[Items from a collection]
◇ ◇ ◇ ◇ ◇ ◇ ◇

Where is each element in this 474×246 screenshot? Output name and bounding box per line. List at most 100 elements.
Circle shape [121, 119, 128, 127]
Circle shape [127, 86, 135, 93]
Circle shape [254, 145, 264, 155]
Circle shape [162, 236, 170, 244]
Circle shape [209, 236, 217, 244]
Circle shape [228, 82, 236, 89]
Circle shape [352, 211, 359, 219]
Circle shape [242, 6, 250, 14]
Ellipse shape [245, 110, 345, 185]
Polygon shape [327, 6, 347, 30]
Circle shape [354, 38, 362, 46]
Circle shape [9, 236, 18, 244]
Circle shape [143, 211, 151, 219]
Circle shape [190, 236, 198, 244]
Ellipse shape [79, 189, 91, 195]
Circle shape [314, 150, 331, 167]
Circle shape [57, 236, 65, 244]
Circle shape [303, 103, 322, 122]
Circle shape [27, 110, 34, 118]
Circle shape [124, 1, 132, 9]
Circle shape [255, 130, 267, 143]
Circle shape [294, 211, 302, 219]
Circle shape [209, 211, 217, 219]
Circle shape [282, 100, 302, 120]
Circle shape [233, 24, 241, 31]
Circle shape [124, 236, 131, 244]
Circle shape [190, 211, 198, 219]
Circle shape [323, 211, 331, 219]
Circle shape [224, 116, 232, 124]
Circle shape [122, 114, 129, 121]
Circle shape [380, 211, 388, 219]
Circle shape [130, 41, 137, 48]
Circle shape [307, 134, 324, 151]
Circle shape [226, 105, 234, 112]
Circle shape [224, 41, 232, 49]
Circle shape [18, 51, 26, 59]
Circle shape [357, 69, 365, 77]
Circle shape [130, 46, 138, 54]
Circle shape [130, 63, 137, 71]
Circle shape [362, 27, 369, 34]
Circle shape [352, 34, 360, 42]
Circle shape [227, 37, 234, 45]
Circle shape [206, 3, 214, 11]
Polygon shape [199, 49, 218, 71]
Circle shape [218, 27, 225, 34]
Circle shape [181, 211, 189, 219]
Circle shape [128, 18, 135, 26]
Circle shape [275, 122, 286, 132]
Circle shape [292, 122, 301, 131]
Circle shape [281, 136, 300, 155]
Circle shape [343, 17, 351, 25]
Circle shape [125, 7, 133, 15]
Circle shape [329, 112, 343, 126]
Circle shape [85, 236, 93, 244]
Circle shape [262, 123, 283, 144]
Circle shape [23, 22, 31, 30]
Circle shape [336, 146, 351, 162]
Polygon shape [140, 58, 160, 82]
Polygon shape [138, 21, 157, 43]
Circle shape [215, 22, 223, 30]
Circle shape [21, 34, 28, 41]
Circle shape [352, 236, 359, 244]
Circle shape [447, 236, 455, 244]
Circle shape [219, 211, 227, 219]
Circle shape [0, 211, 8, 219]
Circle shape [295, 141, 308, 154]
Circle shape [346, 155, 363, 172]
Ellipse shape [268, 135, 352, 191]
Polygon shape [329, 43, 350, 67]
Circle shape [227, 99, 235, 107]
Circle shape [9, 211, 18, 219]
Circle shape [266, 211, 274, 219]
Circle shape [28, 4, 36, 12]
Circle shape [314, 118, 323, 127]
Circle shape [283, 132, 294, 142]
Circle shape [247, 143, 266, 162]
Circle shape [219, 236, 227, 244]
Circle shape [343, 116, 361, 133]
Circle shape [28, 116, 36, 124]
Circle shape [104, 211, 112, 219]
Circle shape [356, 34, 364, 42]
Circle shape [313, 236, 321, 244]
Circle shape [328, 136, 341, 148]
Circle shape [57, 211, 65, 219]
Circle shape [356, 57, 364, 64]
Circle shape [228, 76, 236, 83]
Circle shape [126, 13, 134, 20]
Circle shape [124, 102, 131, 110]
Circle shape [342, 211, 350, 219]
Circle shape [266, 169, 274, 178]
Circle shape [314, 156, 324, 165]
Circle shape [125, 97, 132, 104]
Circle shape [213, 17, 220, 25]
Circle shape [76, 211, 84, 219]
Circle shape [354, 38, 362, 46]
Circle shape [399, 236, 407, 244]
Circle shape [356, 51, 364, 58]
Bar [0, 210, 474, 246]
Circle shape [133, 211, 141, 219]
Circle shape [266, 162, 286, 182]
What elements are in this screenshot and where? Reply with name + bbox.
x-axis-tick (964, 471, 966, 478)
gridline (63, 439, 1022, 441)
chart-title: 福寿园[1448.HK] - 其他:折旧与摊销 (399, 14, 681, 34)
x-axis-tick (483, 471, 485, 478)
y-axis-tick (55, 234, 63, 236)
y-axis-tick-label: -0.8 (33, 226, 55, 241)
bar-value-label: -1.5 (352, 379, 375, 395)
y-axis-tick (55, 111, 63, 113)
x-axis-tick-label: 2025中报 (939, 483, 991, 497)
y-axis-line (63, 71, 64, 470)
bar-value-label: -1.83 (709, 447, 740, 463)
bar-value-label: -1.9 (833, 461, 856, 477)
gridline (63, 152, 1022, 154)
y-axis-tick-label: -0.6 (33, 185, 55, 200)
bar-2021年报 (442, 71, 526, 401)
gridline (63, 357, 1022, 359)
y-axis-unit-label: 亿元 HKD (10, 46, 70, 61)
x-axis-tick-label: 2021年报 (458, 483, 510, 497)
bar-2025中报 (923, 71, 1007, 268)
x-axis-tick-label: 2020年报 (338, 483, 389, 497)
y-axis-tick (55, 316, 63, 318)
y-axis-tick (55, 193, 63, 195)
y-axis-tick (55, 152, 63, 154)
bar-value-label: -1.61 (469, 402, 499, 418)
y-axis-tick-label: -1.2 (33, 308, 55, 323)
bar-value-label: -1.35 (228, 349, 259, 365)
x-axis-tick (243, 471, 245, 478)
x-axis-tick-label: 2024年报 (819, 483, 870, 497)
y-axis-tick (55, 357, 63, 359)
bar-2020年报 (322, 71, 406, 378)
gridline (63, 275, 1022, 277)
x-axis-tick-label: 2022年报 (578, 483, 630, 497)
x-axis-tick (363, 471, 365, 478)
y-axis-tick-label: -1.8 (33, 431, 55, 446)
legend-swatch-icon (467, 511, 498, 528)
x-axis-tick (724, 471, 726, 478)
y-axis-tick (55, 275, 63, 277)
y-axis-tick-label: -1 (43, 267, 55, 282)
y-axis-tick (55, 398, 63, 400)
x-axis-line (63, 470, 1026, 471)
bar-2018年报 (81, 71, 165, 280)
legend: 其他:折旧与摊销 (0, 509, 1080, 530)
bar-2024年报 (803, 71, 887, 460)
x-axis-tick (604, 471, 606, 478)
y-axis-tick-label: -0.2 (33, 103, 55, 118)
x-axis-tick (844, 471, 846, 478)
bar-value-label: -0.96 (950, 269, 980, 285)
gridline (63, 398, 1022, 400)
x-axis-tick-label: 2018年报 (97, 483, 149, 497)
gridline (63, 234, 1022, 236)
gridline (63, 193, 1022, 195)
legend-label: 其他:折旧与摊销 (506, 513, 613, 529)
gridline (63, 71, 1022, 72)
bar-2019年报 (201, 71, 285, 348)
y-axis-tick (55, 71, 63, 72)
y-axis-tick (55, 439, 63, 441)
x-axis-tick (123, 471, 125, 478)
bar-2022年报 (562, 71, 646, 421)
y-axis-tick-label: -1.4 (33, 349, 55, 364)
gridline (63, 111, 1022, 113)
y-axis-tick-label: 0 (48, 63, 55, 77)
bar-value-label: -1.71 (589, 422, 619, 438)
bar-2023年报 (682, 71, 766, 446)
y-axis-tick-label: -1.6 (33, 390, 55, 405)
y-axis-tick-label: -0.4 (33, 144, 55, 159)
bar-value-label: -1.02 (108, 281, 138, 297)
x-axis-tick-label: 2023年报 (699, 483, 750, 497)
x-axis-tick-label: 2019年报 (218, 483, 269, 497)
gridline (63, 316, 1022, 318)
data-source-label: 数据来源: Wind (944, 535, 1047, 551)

◇ ◇ ◇ ◇ ◇ ◇ ◇

» **Objective**
Copy the lines from the start of the items through the line containing "Circle shape [162, 236, 170, 244]", with both ends included.

» **Solution for this exercise**
Where is each element in this 474×246 screenshot? Output name and bounding box per line. List at most 100 elements.
Circle shape [121, 119, 128, 127]
Circle shape [127, 86, 135, 93]
Circle shape [254, 145, 264, 155]
Circle shape [162, 236, 170, 244]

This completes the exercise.